WRITTEN PROBLEM.
How many lines in this material include the string "paypal"? Answer with the number and nothing further.
──────────────────────────────
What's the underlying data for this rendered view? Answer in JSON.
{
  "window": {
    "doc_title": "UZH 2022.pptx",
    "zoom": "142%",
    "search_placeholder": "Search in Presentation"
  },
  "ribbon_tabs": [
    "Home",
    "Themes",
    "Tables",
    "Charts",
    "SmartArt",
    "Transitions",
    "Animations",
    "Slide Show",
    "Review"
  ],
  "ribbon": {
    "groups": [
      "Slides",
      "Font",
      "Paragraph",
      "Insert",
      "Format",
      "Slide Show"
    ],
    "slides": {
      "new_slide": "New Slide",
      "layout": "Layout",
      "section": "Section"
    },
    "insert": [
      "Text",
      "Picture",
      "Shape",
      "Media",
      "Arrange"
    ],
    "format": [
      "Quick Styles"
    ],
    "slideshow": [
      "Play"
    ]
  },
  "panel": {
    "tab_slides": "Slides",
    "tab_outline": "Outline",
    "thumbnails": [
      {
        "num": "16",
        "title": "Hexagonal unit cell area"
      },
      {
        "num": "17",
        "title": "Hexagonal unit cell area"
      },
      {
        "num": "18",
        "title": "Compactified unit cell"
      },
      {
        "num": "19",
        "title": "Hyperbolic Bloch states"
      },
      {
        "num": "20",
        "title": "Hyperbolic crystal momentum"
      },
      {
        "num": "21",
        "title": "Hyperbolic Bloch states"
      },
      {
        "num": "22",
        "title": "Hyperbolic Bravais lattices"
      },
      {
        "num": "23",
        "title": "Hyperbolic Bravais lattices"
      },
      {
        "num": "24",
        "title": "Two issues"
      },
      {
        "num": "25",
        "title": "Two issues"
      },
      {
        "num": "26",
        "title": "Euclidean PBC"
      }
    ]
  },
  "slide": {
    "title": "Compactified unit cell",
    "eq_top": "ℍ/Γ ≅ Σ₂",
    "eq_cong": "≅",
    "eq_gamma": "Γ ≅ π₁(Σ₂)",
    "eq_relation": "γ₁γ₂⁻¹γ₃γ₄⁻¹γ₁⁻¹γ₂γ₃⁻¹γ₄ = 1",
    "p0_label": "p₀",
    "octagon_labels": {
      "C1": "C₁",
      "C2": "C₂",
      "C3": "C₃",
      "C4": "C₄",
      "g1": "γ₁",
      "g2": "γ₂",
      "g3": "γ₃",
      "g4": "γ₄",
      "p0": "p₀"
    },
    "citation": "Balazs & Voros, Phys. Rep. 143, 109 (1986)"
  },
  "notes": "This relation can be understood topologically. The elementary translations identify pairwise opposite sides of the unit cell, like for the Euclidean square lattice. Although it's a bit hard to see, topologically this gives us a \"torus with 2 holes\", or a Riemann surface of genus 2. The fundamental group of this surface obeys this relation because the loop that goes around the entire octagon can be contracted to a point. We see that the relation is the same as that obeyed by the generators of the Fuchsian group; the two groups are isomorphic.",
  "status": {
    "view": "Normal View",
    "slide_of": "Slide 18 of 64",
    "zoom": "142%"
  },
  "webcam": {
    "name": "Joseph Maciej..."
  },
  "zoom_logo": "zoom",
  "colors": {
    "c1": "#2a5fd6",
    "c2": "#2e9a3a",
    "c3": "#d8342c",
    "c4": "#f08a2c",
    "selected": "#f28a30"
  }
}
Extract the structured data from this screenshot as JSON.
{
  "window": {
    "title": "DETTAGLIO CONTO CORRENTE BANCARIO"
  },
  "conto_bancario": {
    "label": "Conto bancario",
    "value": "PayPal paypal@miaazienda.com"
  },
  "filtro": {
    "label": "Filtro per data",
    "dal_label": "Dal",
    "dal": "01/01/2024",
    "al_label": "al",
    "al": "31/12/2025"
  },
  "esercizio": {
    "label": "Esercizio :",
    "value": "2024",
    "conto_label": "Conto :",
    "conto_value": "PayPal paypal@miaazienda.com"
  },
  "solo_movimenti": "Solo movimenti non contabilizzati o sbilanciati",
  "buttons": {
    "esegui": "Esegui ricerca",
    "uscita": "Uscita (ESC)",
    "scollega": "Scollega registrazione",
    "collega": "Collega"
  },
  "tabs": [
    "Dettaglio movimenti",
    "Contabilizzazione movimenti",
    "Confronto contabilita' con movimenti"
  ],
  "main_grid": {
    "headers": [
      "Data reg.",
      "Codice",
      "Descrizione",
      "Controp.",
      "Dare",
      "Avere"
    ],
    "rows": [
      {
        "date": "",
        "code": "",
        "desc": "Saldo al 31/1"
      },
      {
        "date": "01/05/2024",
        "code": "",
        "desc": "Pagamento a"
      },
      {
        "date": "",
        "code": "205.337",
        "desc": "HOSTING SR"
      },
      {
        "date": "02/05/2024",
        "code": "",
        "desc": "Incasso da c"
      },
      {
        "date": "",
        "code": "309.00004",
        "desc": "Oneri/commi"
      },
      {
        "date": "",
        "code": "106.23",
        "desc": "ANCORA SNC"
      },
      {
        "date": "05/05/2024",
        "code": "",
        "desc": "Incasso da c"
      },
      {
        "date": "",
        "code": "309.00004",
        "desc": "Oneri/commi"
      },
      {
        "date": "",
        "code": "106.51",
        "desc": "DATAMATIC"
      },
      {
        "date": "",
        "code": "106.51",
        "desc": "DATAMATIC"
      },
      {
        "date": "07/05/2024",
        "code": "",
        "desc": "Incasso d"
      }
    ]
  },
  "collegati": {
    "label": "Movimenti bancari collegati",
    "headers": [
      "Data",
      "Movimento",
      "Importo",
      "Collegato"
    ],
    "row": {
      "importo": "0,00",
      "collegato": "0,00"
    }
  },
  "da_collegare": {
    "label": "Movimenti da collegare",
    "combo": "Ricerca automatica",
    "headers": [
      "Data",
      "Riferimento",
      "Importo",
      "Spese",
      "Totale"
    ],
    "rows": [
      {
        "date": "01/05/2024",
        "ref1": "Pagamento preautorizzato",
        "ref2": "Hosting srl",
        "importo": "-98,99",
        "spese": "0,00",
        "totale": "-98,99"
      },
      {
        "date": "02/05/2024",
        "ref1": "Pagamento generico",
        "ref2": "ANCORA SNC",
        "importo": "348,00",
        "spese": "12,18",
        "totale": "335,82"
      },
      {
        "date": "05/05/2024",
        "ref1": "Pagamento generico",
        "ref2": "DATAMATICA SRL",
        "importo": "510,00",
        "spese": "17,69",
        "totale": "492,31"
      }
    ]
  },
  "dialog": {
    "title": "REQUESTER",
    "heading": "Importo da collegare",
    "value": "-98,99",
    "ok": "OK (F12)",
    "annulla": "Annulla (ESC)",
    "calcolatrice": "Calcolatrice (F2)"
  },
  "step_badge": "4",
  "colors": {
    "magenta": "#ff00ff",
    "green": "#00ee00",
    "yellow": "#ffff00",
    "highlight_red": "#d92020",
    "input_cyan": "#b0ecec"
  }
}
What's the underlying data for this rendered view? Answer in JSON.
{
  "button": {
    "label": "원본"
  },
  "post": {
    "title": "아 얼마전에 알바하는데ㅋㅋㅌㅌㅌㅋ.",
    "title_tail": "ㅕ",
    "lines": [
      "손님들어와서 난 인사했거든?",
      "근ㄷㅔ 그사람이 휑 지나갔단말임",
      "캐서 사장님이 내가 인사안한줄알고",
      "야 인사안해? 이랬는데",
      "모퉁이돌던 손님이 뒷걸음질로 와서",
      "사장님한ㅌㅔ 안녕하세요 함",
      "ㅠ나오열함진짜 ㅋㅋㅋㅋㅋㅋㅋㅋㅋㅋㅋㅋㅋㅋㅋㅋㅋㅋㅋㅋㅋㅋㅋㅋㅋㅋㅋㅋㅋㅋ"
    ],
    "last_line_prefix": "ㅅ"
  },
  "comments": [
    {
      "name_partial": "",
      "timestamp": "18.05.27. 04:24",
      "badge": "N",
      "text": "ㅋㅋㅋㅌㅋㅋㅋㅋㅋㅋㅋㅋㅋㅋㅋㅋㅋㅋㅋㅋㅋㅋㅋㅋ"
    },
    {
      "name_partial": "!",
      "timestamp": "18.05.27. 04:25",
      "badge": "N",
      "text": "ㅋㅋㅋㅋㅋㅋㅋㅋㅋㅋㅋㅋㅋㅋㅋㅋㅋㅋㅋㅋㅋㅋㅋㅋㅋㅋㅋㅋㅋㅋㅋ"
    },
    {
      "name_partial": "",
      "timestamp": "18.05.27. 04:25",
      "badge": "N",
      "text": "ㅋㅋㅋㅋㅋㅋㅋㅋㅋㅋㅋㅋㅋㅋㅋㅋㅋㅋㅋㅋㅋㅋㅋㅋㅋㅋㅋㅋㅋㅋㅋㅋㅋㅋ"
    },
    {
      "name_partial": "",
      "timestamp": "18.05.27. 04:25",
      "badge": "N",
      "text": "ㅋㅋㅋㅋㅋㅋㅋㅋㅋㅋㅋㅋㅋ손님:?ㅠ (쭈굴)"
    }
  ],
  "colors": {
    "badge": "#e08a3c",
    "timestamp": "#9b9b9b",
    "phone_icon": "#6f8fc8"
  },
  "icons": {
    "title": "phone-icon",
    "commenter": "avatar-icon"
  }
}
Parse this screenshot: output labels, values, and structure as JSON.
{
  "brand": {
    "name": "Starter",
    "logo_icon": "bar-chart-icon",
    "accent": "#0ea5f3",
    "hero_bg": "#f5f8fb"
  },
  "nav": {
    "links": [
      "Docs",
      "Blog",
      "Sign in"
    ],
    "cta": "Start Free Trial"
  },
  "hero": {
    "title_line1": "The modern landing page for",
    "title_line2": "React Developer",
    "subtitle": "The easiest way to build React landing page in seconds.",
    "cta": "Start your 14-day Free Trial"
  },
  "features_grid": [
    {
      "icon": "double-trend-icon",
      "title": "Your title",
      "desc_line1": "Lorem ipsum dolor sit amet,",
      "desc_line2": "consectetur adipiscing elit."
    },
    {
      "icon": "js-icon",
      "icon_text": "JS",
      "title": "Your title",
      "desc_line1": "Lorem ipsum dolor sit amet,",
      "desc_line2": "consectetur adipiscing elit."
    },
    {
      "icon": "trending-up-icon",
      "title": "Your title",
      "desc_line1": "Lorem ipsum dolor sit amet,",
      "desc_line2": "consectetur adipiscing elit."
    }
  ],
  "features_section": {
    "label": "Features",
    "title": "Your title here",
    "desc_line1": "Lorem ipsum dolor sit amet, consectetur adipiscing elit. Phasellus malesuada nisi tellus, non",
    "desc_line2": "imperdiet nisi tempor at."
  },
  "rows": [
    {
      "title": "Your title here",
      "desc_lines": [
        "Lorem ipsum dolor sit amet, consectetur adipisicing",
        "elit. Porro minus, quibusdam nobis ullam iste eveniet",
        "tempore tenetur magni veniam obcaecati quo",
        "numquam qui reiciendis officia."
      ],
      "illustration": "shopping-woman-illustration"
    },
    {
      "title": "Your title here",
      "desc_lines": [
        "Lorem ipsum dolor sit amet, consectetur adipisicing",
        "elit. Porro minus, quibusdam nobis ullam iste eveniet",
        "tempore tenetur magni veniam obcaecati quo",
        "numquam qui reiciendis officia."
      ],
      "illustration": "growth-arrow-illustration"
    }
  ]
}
──────────────────────────────
ANSWER TO THIS EXERCISE.
2